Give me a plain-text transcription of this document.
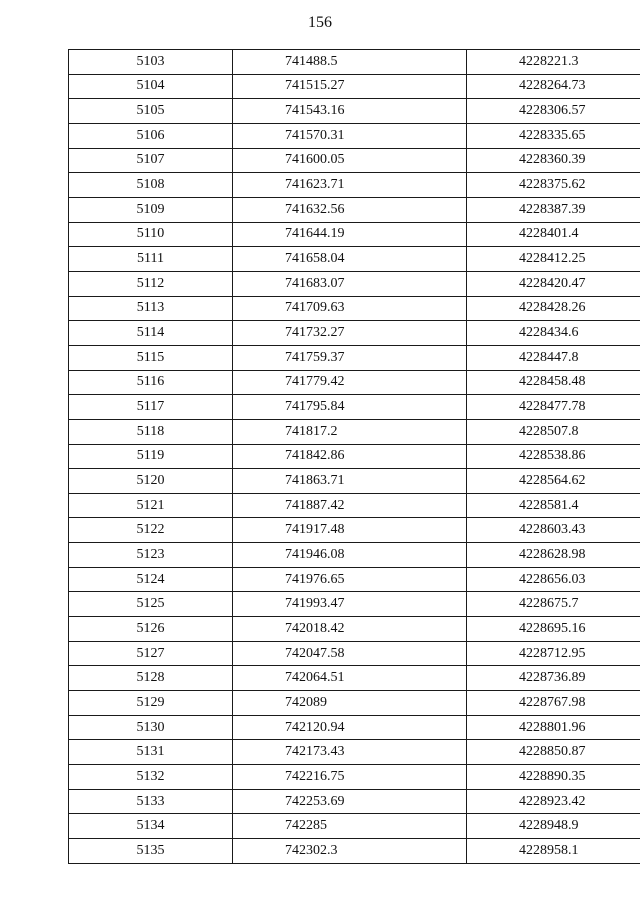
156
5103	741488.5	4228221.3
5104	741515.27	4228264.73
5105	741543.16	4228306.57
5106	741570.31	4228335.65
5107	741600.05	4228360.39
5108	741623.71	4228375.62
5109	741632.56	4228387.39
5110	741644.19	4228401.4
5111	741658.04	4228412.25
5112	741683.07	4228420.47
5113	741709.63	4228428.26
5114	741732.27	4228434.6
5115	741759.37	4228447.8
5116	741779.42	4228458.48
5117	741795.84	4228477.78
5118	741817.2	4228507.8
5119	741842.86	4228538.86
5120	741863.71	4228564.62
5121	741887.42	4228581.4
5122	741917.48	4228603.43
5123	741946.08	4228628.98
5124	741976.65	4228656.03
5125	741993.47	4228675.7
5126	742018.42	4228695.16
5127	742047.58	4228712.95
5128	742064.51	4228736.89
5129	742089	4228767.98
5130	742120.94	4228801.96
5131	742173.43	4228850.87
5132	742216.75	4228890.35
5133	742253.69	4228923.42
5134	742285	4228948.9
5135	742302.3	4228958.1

□ □ □ □ □ □ □

Strip out the images, then output the records above word for word.

Give me a plain-text transcription of this document.
156
5103	741488.5	4228221.3
5104	741515.27	4228264.73
5105	741543.16	4228306.57
5106	741570.31	4228335.65
5107	741600.05	4228360.39
5108	741623.71	4228375.62
5109	741632.56	4228387.39
5110	741644.19	4228401.4
5111	741658.04	4228412.25
5112	741683.07	4228420.47
5113	741709.63	4228428.26
5114	741732.27	4228434.6
5115	741759.37	4228447.8
5116	741779.42	4228458.48
5117	741795.84	4228477.78
5118	741817.2	4228507.8
5119	741842.86	4228538.86
5120	741863.71	4228564.62
5121	741887.42	4228581.4
5122	741917.48	4228603.43
5123	741946.08	4228628.98
5124	741976.65	4228656.03
5125	741993.47	4228675.7
5126	742018.42	4228695.16
5127	742047.58	4228712.95
5128	742064.51	4228736.89
5129	742089	4228767.98
5130	742120.94	4228801.96
5131	742173.43	4228850.87
5132	742216.75	4228890.35
5133	742253.69	4228923.42
5134	742285	4228948.9
5135	742302.3	4228958.1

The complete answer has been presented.